→ Written instruction
Please give the entries again in full and exactly, without any picture.

Records that describe figures:
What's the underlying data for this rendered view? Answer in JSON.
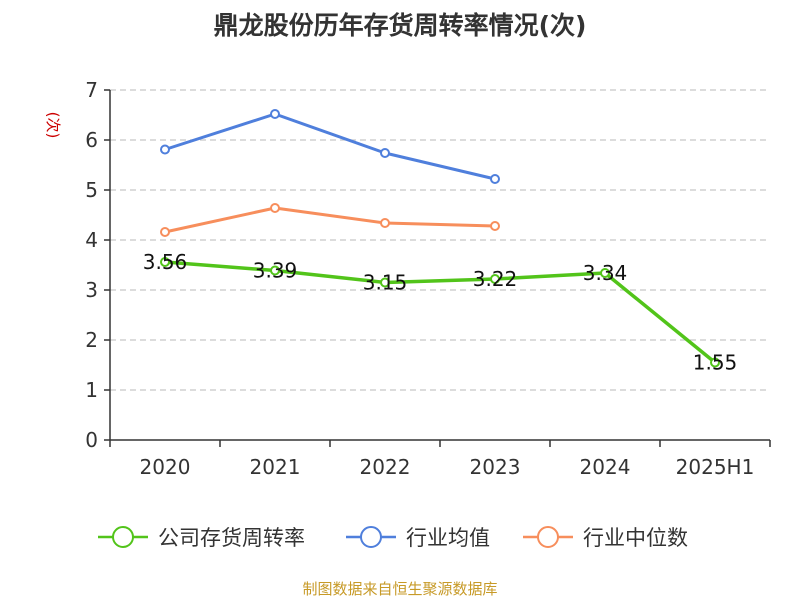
{
  "title": "鼎龙股份历年存货周转率情况(次)",
  "source": "制图数据来自恒生聚源数据库",
  "colors": {
    "company": "#52c41a",
    "industry_avg": "#4f7fdc",
    "industry_median": "#f78e5c",
    "ylabel": "#cc0000",
    "source": "#c79a27",
    "grid": "#c8c8c8",
    "axis": "#333333"
  },
  "chart_data": {
    "type": "line",
    "title": "鼎龙股份历年存货周转率情况(次)",
    "xlabel": "",
    "ylabel": "(次)",
    "categories": [
      "2020",
      "2021",
      "2022",
      "2023",
      "2024",
      "2025H1"
    ],
    "ylim": [
      0,
      7
    ],
    "yticks": [
      0,
      1,
      2,
      3,
      4,
      5,
      6,
      7
    ],
    "grid": true,
    "legend_position": "bottom",
    "series": [
      {
        "name": "公司存货周转率",
        "values": [
          3.56,
          3.39,
          3.15,
          3.22,
          3.34,
          1.55
        ],
        "labels": [
          "3.56",
          "3.39",
          "3.15",
          "3.22",
          "3.34",
          "1.55"
        ]
      },
      {
        "name": "行业均值",
        "values": [
          5.81,
          6.52,
          5.74,
          5.22,
          null,
          null
        ]
      },
      {
        "name": "行业中位数",
        "values": [
          4.16,
          4.64,
          4.34,
          4.28,
          null,
          null
        ]
      }
    ]
  }
}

→ Response to this exercise
What's the underlying data for this rendered view? Answer in JSON.
{
  "title": "鼎龙股份历年存货周转率情况(次)",
  "source": "制图数据来自恒生聚源数据库",
  "colors": {
    "company": "#52c41a",
    "industry_avg": "#4f7fdc",
    "industry_median": "#f78e5c",
    "ylabel": "#cc0000",
    "source": "#c79a27",
    "grid": "#c8c8c8",
    "axis": "#333333"
  },
  "chart_data": {
    "type": "line",
    "title": "鼎龙股份历年存货周转率情况(次)",
    "xlabel": "",
    "ylabel": "(次)",
    "categories": [
      "2020",
      "2021",
      "2022",
      "2023",
      "2024",
      "2025H1"
    ],
    "ylim": [
      0,
      7
    ],
    "yticks": [
      0,
      1,
      2,
      3,
      4,
      5,
      6,
      7
    ],
    "grid": true,
    "legend_position": "bottom",
    "series": [
      {
        "name": "公司存货周转率",
        "values": [
          3.56,
          3.39,
          3.15,
          3.22,
          3.34,
          1.55
        ],
        "labels": [
          "3.56",
          "3.39",
          "3.15",
          "3.22",
          "3.34",
          "1.55"
        ]
      },
      {
        "name": "行业均值",
        "values": [
          5.81,
          6.52,
          5.74,
          5.22,
          null,
          null
        ]
      },
      {
        "name": "行业中位数",
        "values": [
          4.16,
          4.64,
          4.34,
          4.28,
          null,
          null
        ]
      }
    ]
  }
}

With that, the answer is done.